Dataset entries:
^^^^^^^^^^^^^^^^

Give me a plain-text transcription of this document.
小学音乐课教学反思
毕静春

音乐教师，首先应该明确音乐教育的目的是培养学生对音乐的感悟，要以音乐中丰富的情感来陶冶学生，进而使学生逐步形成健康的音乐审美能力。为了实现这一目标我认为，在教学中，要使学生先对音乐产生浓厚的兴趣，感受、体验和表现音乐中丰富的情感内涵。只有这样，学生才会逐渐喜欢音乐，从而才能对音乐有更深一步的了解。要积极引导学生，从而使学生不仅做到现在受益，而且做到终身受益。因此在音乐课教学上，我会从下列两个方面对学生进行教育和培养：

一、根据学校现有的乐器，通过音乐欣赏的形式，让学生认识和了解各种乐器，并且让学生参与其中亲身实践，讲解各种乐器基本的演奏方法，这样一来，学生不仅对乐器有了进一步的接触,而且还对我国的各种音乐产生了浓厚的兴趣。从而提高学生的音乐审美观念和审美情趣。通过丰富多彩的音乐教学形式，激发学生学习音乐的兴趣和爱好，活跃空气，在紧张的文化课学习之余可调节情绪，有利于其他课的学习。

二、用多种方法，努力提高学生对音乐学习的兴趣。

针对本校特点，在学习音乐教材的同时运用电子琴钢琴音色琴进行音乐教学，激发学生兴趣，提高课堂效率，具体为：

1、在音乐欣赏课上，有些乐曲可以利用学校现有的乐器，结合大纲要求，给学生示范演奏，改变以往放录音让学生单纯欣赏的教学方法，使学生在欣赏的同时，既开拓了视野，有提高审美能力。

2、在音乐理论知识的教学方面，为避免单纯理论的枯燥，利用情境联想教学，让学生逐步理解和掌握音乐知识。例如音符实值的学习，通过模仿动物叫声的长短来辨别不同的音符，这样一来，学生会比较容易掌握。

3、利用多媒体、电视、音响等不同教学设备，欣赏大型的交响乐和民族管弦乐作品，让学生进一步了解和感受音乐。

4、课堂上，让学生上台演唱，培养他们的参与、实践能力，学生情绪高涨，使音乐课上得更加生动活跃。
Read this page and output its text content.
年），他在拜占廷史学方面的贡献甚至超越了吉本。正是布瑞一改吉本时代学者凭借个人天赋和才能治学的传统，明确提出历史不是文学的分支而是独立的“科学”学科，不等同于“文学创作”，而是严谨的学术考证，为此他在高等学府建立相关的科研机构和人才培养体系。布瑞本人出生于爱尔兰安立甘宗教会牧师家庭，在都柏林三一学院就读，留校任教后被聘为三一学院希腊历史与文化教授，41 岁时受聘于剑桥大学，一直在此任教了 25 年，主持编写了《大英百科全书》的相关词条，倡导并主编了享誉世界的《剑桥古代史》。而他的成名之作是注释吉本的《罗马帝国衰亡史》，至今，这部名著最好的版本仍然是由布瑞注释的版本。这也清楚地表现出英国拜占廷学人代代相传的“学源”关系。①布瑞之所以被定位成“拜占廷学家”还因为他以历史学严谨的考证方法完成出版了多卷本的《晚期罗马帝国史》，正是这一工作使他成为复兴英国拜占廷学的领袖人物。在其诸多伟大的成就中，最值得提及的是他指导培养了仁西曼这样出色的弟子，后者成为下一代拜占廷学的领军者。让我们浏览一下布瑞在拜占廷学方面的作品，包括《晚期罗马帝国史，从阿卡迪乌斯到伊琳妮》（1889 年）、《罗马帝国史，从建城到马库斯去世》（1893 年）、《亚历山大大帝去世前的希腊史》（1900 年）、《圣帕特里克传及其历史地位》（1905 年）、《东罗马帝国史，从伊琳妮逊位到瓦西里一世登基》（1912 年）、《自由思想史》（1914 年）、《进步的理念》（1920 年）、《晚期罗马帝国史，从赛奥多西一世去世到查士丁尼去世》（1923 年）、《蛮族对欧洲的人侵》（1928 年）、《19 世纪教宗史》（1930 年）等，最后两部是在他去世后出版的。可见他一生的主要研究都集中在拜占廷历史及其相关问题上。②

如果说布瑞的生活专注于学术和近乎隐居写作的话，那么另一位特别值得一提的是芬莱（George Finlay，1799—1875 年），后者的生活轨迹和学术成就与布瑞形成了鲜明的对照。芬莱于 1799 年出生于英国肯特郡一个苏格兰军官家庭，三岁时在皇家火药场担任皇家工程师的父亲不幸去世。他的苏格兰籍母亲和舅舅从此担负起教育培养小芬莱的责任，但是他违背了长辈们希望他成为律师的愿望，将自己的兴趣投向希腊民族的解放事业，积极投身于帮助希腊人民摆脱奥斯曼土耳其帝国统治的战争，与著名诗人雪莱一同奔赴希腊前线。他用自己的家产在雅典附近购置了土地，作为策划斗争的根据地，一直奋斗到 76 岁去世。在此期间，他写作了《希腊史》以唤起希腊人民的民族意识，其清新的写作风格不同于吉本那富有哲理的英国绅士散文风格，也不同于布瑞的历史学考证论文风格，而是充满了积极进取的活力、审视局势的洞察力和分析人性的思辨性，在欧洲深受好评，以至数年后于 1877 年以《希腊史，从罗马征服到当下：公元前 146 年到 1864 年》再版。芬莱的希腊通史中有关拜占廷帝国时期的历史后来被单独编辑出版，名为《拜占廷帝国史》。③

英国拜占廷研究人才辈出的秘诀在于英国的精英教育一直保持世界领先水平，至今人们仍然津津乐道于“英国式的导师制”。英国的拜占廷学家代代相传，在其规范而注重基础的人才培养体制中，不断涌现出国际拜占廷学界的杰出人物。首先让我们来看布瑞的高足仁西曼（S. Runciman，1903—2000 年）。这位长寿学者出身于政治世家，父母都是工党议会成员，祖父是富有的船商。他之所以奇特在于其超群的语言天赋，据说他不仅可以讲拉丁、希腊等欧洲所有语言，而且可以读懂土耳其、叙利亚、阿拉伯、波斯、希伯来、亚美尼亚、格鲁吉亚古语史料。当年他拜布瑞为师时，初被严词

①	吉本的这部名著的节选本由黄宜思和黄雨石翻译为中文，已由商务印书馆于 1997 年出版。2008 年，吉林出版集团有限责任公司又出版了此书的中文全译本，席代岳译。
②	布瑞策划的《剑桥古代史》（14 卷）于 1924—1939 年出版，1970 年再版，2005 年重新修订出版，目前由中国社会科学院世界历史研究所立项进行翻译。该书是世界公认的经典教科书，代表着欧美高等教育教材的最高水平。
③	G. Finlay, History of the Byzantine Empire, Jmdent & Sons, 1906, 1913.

^^^^^^^^^^^^^^^^

Written task: Work out how many lines of the listing above include the word "this". Report only the number.

Completed exercise: 2